Work required:
Reading the listing below, count the lines that contain the word "speculatione" and give that count alone.

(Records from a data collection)

* * * * *

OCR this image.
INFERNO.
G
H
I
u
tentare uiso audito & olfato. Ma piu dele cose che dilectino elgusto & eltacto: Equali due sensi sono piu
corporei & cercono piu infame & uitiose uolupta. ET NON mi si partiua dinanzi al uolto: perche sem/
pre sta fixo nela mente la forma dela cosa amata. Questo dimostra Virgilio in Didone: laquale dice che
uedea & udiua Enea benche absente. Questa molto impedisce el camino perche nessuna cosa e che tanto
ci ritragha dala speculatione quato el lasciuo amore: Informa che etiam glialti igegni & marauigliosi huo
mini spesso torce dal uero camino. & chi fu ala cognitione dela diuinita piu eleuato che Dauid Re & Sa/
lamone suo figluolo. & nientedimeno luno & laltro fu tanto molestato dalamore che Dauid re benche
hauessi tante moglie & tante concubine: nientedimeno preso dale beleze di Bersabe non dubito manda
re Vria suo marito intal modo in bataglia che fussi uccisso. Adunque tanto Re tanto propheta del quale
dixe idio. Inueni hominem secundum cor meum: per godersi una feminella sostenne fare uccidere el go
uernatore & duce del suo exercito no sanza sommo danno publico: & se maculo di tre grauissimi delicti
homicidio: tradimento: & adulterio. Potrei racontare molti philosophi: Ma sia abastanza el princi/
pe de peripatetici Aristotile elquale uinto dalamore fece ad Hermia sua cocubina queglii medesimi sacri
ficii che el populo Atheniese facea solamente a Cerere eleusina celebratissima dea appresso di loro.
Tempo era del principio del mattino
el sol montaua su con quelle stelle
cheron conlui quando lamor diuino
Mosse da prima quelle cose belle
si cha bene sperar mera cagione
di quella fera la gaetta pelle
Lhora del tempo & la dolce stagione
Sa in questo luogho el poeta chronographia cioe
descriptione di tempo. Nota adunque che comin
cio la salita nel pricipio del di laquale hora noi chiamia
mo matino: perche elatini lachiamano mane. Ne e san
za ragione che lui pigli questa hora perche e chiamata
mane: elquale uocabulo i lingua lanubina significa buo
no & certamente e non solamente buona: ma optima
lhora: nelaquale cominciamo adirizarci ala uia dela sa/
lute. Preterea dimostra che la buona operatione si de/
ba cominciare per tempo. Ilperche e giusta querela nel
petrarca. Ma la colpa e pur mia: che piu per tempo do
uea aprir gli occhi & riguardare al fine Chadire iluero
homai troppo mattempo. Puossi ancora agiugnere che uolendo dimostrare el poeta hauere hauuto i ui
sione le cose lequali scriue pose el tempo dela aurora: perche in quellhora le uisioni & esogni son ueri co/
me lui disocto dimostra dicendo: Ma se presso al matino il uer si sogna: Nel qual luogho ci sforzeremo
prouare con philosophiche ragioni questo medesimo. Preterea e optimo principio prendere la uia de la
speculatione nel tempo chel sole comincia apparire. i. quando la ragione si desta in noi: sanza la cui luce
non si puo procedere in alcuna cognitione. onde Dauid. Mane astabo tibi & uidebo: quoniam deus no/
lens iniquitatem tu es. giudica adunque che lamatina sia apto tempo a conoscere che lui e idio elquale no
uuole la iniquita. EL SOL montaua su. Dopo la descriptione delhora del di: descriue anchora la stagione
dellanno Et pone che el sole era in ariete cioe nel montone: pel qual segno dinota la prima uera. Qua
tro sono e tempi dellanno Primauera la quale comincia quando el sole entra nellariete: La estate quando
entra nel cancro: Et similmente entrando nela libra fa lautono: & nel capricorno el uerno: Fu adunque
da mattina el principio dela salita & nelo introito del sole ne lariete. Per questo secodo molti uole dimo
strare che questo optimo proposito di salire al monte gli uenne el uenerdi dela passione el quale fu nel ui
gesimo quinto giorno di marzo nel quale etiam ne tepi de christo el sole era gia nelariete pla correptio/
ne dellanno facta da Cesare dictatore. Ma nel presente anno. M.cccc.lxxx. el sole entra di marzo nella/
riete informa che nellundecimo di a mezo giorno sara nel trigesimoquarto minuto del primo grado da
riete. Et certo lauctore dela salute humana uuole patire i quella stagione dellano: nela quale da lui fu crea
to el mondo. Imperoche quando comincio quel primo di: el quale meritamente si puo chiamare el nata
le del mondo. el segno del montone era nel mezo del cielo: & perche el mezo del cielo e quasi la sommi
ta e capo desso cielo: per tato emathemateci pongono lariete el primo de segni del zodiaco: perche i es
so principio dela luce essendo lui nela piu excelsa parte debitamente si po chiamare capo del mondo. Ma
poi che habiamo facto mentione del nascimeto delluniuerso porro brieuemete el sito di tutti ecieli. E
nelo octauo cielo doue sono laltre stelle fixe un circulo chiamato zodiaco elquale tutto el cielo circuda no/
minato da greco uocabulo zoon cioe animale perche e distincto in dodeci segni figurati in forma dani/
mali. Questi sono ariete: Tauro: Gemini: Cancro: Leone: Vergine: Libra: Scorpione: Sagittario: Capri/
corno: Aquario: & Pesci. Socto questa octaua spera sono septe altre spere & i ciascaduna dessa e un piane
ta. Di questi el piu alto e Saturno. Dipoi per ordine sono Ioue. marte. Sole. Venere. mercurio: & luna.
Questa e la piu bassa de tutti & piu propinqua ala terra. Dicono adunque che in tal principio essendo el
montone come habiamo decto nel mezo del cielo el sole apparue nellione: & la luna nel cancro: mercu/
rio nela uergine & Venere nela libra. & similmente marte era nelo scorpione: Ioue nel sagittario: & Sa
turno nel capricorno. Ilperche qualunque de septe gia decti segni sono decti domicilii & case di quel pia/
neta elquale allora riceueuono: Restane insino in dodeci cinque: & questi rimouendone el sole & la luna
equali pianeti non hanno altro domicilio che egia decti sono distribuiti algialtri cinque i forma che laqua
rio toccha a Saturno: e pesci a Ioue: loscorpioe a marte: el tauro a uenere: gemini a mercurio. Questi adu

* * * * *

Exercise answer:
2